::: Records for processing

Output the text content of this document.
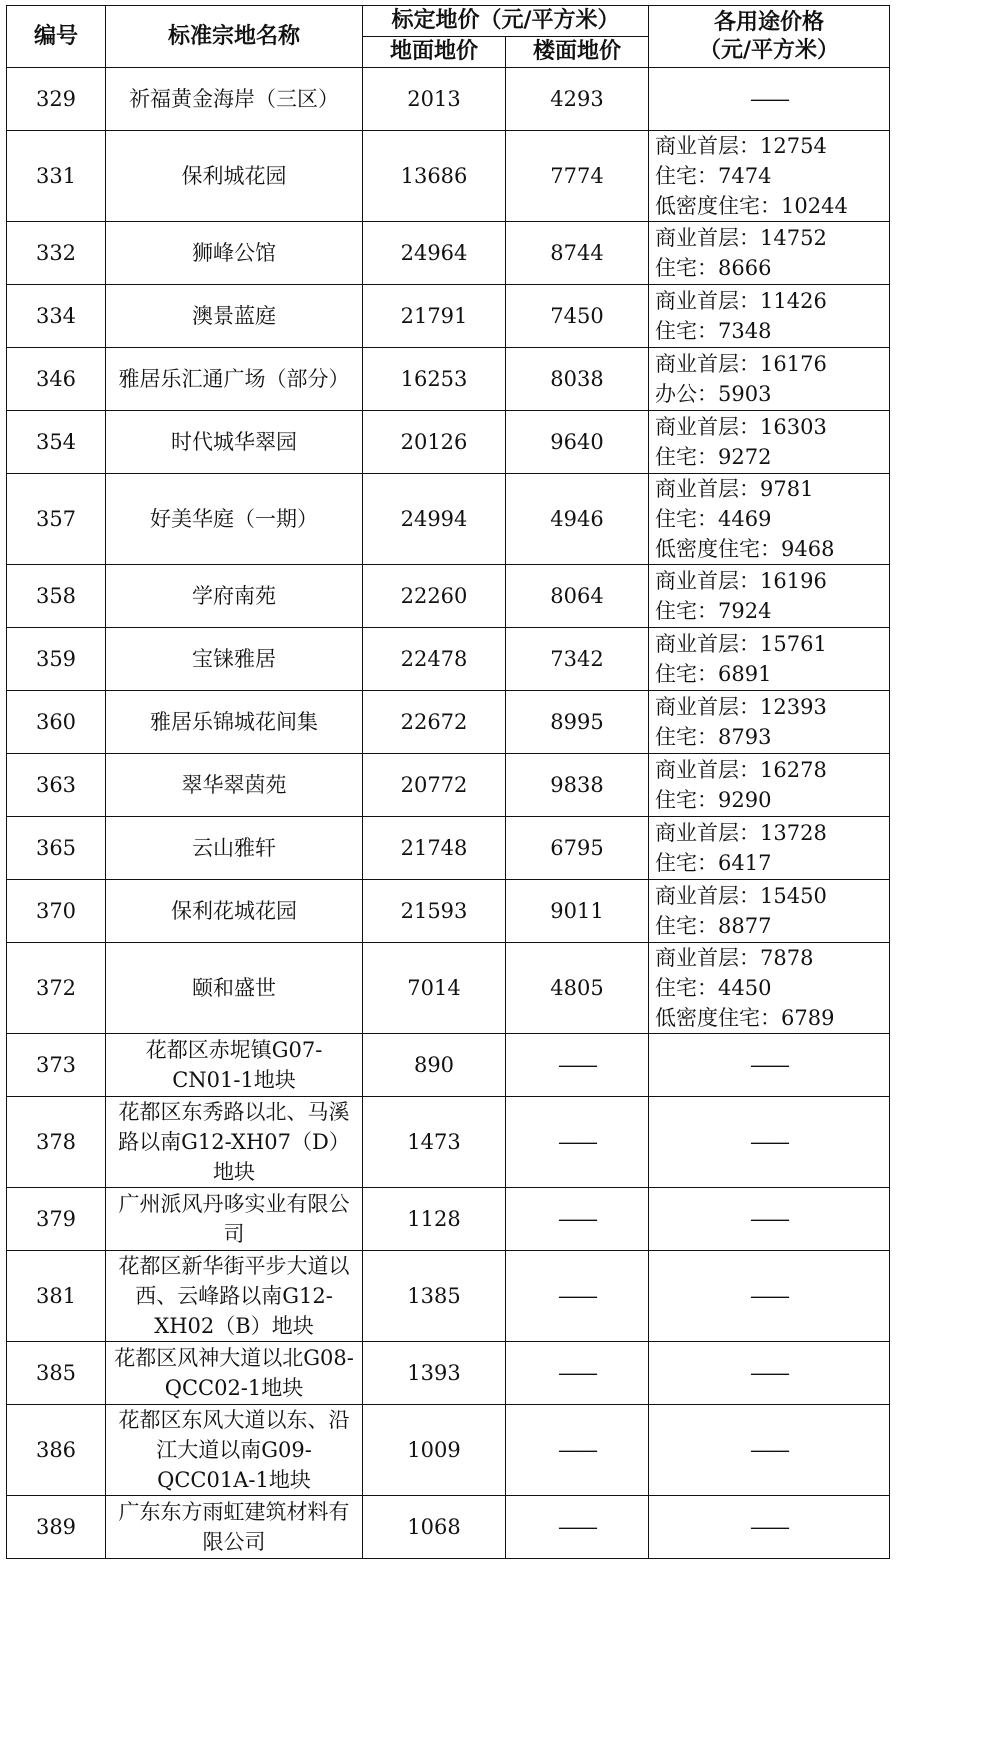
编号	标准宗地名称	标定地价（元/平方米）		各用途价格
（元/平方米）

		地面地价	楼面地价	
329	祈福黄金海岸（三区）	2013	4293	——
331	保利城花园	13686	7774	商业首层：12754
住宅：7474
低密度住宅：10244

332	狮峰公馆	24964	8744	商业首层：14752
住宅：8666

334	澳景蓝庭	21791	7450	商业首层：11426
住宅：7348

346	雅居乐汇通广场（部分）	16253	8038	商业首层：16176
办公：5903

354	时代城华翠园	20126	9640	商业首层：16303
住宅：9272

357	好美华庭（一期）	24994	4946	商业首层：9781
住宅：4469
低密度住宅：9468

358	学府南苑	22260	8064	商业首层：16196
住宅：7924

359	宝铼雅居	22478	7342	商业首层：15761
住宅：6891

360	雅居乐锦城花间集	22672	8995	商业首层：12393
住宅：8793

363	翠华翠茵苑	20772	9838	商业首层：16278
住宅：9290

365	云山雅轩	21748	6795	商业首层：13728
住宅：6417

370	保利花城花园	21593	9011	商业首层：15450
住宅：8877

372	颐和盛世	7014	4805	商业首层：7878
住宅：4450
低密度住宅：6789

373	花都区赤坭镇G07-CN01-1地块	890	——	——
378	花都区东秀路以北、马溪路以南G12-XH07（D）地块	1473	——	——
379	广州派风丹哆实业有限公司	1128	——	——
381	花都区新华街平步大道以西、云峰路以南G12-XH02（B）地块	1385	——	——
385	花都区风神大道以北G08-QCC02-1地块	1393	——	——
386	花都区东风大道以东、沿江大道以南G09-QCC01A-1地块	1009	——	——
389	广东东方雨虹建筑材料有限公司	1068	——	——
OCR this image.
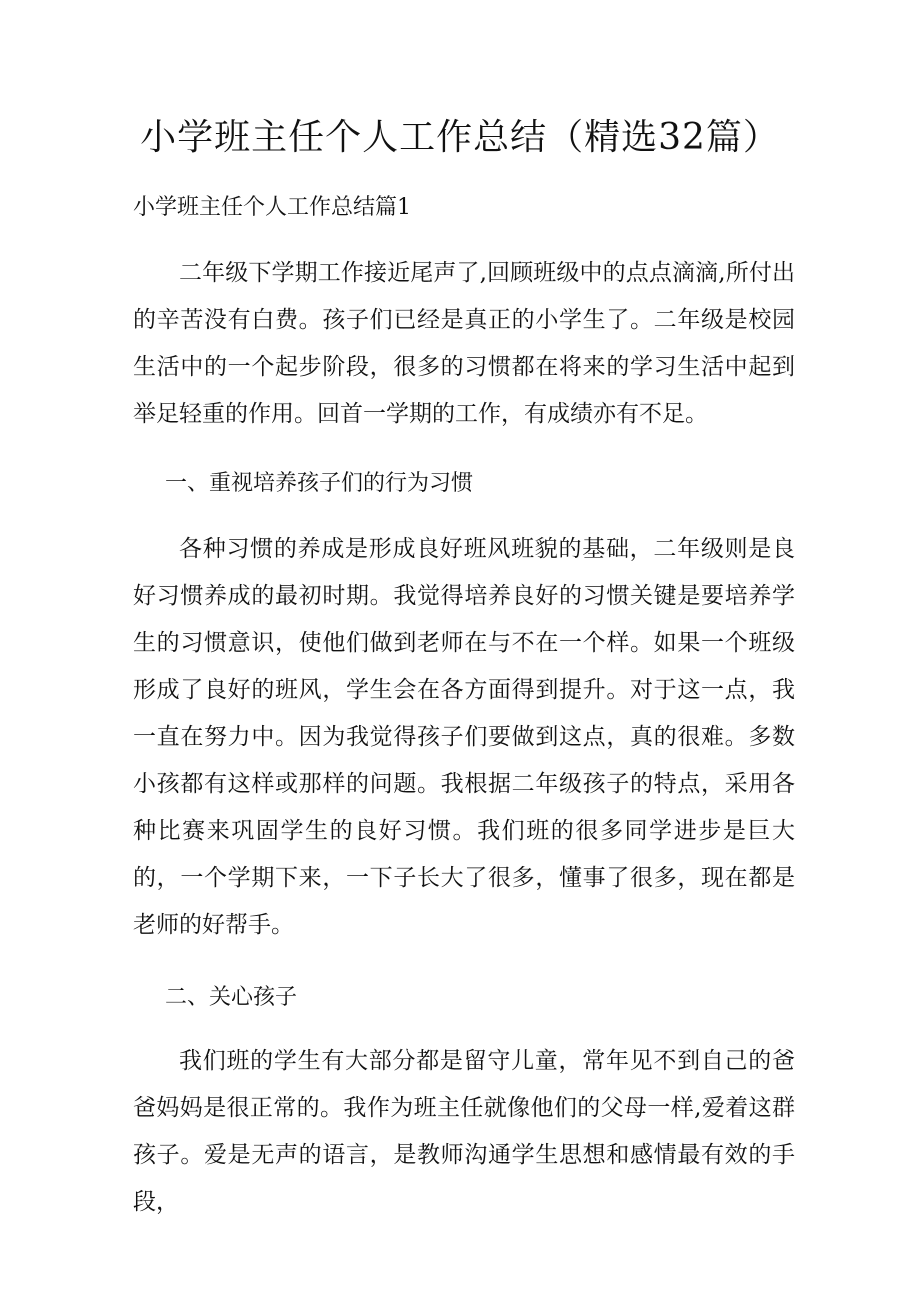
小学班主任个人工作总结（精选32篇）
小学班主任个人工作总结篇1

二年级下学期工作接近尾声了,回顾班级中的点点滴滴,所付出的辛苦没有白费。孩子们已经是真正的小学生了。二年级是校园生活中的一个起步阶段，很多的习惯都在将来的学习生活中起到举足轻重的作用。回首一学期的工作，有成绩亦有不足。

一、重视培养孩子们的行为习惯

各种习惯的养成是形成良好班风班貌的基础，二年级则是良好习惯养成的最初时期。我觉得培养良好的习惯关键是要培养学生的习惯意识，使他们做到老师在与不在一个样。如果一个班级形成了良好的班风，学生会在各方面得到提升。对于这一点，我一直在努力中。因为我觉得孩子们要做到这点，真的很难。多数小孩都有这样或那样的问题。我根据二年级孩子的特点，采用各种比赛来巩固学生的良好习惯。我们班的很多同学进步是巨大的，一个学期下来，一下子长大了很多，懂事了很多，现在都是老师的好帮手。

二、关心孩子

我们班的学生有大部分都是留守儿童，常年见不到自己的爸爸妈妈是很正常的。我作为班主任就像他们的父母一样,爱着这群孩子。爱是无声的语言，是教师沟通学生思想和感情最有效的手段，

::::::

Leave out the pictures and reproduce the rest of the listing exactly.

Output the text content of this document.
编号	标准宗地名称	标定地价（元/平方米）		各用途价格
（元/平方米）

		地面地价	楼面地价	
329	祈福黄金海岸（三区）	2013	4293	——
331	保利城花园	13686	7774	商业首层：12754
住宅：7474
低密度住宅：10244

332	狮峰公馆	24964	8744	商业首层：14752
住宅：8666

334	澳景蓝庭	21791	7450	商业首层：11426
住宅：7348

346	雅居乐汇通广场（部分）	16253	8038	商业首层：16176
办公：5903

354	时代城华翠园	20126	9640	商业首层：16303
住宅：9272

357	好美华庭（一期）	24994	4946	商业首层：9781
住宅：4469
低密度住宅：9468

358	学府南苑	22260	8064	商业首层：16196
住宅：7924

359	宝铼雅居	22478	7342	商业首层：15761
住宅：6891

360	雅居乐锦城花间集	22672	8995	商业首层：12393
住宅：8793

363	翠华翠茵苑	20772	9838	商业首层：16278
住宅：9290

365	云山雅轩	21748	6795	商业首层：13728
住宅：6417

370	保利花城花园	21593	9011	商业首层：15450
住宅：8877

372	颐和盛世	7014	4805	商业首层：7878
住宅：4450
低密度住宅：6789

373	花都区赤坭镇G07-CN01-1地块	890	——	——
378	花都区东秀路以北、马溪路以南G12-XH07（D）地块	1473	——	——
379	广州派风丹哆实业有限公司	1128	——	——
381	花都区新华街平步大道以西、云峰路以南G12-XH02（B）地块	1385	——	——
385	花都区风神大道以北G08-QCC02-1地块	1393	——	——
386	花都区东风大道以东、沿江大道以南G09-QCC01A-1地块	1009	——	——
389	广东东方雨虹建筑材料有限公司	1068	——	——
OCR this image.
小学班主任个人工作总结（精选32篇）
小学班主任个人工作总结篇1

二年级下学期工作接近尾声了,回顾班级中的点点滴滴,所付出的辛苦没有白费。孩子们已经是真正的小学生了。二年级是校园生活中的一个起步阶段，很多的习惯都在将来的学习生活中起到举足轻重的作用。回首一学期的工作，有成绩亦有不足。

一、重视培养孩子们的行为习惯

各种习惯的养成是形成良好班风班貌的基础，二年级则是良好习惯养成的最初时期。我觉得培养良好的习惯关键是要培养学生的习惯意识，使他们做到老师在与不在一个样。如果一个班级形成了良好的班风，学生会在各方面得到提升。对于这一点，我一直在努力中。因为我觉得孩子们要做到这点，真的很难。多数小孩都有这样或那样的问题。我根据二年级孩子的特点，采用各种比赛来巩固学生的良好习惯。我们班的很多同学进步是巨大的，一个学期下来，一下子长大了很多，懂事了很多，现在都是老师的好帮手。

二、关心孩子

我们班的学生有大部分都是留守儿童，常年见不到自己的爸爸妈妈是很正常的。我作为班主任就像他们的父母一样,爱着这群孩子。爱是无声的语言，是教师沟通学生思想和感情最有效的手段，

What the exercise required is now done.